Problem to solve – Take each line that has the word "this" and return it.

===== Information given =====

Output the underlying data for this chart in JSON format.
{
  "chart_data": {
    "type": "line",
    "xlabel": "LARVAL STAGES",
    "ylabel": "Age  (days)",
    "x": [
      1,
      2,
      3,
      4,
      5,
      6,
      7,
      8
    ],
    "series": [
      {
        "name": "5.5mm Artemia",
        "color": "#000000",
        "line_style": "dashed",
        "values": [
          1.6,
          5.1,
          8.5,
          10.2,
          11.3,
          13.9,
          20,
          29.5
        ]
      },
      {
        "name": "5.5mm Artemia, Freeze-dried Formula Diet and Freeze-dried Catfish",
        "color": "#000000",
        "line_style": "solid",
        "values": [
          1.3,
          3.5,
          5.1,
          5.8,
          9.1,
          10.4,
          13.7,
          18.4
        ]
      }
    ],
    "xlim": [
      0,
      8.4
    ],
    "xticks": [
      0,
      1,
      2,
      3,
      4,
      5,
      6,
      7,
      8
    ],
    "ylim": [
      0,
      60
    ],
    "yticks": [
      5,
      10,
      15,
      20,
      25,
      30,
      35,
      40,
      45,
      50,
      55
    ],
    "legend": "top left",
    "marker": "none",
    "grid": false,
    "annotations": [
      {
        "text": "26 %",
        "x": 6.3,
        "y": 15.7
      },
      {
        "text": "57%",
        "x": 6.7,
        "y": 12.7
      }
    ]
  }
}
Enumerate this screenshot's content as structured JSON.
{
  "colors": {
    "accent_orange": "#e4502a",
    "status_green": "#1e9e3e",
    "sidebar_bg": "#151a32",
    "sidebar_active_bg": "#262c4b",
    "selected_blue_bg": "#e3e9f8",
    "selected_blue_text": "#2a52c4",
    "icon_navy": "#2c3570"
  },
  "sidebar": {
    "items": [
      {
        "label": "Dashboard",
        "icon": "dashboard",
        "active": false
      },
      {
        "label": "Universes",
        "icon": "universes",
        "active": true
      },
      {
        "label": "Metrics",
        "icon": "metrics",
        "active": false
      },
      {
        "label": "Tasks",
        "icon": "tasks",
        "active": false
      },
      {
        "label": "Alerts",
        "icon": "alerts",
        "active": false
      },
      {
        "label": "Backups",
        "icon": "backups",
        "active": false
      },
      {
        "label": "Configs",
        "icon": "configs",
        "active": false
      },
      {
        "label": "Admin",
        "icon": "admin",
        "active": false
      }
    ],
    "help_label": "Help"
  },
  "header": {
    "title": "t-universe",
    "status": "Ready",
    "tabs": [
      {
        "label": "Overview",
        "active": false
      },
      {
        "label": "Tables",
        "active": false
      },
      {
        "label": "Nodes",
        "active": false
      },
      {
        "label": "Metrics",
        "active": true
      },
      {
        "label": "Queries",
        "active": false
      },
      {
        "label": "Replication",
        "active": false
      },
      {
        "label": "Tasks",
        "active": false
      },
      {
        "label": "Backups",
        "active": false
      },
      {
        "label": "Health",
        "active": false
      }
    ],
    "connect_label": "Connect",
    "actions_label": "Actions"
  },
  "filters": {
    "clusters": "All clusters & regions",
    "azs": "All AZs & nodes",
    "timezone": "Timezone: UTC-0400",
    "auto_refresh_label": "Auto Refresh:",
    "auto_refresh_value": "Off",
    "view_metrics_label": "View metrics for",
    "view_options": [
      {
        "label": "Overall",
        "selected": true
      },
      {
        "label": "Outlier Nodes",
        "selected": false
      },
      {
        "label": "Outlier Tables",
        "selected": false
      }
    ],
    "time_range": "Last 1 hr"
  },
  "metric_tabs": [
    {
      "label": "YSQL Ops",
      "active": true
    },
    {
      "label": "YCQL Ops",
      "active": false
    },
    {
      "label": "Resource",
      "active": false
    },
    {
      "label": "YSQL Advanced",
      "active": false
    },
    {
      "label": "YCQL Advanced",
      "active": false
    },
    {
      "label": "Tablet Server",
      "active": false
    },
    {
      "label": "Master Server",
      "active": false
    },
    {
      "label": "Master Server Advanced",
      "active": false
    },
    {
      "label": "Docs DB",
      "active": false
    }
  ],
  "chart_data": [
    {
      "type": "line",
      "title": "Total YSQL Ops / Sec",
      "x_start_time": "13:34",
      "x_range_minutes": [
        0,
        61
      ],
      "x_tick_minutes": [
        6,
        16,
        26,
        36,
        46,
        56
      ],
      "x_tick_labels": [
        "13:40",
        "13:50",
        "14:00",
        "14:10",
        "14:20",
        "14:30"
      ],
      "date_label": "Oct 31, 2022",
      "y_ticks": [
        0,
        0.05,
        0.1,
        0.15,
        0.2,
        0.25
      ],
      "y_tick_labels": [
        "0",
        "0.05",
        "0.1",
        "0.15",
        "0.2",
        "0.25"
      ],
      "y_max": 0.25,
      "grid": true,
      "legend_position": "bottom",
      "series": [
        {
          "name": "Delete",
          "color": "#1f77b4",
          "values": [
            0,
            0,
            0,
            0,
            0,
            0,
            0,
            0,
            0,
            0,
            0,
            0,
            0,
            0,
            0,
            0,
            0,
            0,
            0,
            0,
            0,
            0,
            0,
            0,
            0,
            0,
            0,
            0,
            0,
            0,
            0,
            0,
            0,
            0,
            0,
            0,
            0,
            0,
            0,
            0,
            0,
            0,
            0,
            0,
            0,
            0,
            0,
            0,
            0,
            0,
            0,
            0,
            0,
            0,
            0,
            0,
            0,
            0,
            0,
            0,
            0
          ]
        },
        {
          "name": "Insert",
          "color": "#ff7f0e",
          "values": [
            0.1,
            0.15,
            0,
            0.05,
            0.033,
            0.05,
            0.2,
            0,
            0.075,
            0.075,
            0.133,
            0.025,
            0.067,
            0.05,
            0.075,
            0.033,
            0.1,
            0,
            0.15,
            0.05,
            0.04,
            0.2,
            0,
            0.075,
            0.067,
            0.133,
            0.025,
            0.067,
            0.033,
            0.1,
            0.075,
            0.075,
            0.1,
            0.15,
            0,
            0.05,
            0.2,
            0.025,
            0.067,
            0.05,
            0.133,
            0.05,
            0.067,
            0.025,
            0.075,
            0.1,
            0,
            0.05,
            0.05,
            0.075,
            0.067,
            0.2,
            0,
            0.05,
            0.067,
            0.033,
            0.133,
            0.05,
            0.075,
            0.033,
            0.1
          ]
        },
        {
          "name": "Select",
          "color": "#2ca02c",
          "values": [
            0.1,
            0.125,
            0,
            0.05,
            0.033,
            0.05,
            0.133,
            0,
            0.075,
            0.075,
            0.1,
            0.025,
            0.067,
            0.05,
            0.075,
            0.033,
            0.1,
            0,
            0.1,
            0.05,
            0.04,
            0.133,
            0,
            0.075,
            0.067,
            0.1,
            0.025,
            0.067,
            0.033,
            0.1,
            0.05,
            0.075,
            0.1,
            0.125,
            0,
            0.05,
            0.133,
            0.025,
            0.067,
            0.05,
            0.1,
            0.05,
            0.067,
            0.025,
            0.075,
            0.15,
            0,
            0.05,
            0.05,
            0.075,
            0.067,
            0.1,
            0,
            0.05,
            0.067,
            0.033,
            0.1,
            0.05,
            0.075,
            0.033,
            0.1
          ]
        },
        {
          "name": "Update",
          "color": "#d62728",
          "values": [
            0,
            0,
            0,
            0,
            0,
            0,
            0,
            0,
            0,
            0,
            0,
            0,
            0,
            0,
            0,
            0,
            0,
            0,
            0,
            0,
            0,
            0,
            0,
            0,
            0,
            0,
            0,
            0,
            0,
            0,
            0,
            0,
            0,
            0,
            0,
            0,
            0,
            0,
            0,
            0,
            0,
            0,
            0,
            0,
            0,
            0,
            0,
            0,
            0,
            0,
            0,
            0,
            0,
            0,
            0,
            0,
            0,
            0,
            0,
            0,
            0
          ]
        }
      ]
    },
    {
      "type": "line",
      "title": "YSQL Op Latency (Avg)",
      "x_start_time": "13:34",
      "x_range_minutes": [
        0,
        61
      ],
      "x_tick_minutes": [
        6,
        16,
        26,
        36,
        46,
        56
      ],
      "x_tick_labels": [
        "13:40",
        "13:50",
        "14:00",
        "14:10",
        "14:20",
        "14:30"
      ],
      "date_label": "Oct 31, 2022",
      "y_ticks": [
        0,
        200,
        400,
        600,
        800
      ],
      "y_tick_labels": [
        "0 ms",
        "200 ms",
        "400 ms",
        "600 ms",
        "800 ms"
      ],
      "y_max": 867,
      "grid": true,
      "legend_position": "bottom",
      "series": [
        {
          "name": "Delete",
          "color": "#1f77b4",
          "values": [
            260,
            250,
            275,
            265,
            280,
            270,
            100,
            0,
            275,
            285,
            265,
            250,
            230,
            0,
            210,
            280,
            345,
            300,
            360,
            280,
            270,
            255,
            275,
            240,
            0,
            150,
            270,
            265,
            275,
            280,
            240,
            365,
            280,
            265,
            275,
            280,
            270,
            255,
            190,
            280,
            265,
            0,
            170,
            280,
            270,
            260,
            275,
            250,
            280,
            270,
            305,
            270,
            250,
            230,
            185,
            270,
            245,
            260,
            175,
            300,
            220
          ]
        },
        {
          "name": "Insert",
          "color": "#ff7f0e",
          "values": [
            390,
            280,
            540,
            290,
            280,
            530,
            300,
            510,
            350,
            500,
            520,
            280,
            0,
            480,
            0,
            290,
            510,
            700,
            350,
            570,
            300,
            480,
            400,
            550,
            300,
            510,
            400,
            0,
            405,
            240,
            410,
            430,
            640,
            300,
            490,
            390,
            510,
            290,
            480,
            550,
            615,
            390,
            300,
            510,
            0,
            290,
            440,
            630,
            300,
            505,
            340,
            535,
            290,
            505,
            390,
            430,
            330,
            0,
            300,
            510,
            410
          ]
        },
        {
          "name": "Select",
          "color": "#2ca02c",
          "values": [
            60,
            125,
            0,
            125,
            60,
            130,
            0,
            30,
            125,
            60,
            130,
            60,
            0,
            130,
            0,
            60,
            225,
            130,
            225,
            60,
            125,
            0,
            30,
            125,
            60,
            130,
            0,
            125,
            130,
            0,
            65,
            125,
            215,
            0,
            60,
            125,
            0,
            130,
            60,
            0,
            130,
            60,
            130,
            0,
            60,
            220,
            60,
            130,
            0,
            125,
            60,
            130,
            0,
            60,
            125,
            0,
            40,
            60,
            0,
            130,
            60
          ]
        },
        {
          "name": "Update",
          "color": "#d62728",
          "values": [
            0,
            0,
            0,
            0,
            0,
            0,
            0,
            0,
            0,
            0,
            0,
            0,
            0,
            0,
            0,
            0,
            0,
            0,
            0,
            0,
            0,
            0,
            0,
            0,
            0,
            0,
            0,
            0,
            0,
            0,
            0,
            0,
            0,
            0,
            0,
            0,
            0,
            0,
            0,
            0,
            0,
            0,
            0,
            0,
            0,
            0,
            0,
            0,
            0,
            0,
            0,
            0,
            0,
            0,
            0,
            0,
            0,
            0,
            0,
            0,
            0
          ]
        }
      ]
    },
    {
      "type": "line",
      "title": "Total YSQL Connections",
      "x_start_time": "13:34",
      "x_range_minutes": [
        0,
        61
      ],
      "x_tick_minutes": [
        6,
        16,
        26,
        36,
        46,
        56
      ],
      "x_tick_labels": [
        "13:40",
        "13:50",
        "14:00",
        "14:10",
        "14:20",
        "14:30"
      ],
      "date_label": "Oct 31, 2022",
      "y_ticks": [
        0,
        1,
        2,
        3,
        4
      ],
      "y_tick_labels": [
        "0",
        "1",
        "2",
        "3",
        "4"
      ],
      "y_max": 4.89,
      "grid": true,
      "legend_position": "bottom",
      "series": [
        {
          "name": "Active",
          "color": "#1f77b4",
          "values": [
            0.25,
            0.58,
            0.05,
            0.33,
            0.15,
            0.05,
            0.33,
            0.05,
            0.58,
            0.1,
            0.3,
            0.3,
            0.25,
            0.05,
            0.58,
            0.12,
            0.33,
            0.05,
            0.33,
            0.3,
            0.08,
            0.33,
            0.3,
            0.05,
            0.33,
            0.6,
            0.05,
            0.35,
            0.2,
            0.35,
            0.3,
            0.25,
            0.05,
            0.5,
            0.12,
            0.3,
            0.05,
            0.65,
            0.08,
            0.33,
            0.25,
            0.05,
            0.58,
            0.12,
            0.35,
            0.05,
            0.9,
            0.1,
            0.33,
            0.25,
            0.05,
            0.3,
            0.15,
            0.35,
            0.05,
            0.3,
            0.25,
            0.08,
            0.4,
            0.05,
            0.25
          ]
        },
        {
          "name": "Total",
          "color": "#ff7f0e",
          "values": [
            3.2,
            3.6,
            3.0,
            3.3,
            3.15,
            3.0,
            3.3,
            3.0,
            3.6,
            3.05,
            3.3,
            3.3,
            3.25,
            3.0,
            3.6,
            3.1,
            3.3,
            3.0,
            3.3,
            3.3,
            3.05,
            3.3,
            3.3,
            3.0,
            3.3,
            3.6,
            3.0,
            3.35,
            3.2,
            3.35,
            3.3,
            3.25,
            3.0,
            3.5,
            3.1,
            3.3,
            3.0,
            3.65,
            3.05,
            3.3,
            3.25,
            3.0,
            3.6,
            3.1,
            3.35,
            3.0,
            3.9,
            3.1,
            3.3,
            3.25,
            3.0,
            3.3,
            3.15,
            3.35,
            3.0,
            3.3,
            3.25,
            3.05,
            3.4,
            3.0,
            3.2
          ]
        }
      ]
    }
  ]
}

=====

Response –
Output the underlying data for this chart in JSON format.
Enumerate this screenshot's content as structured JSON.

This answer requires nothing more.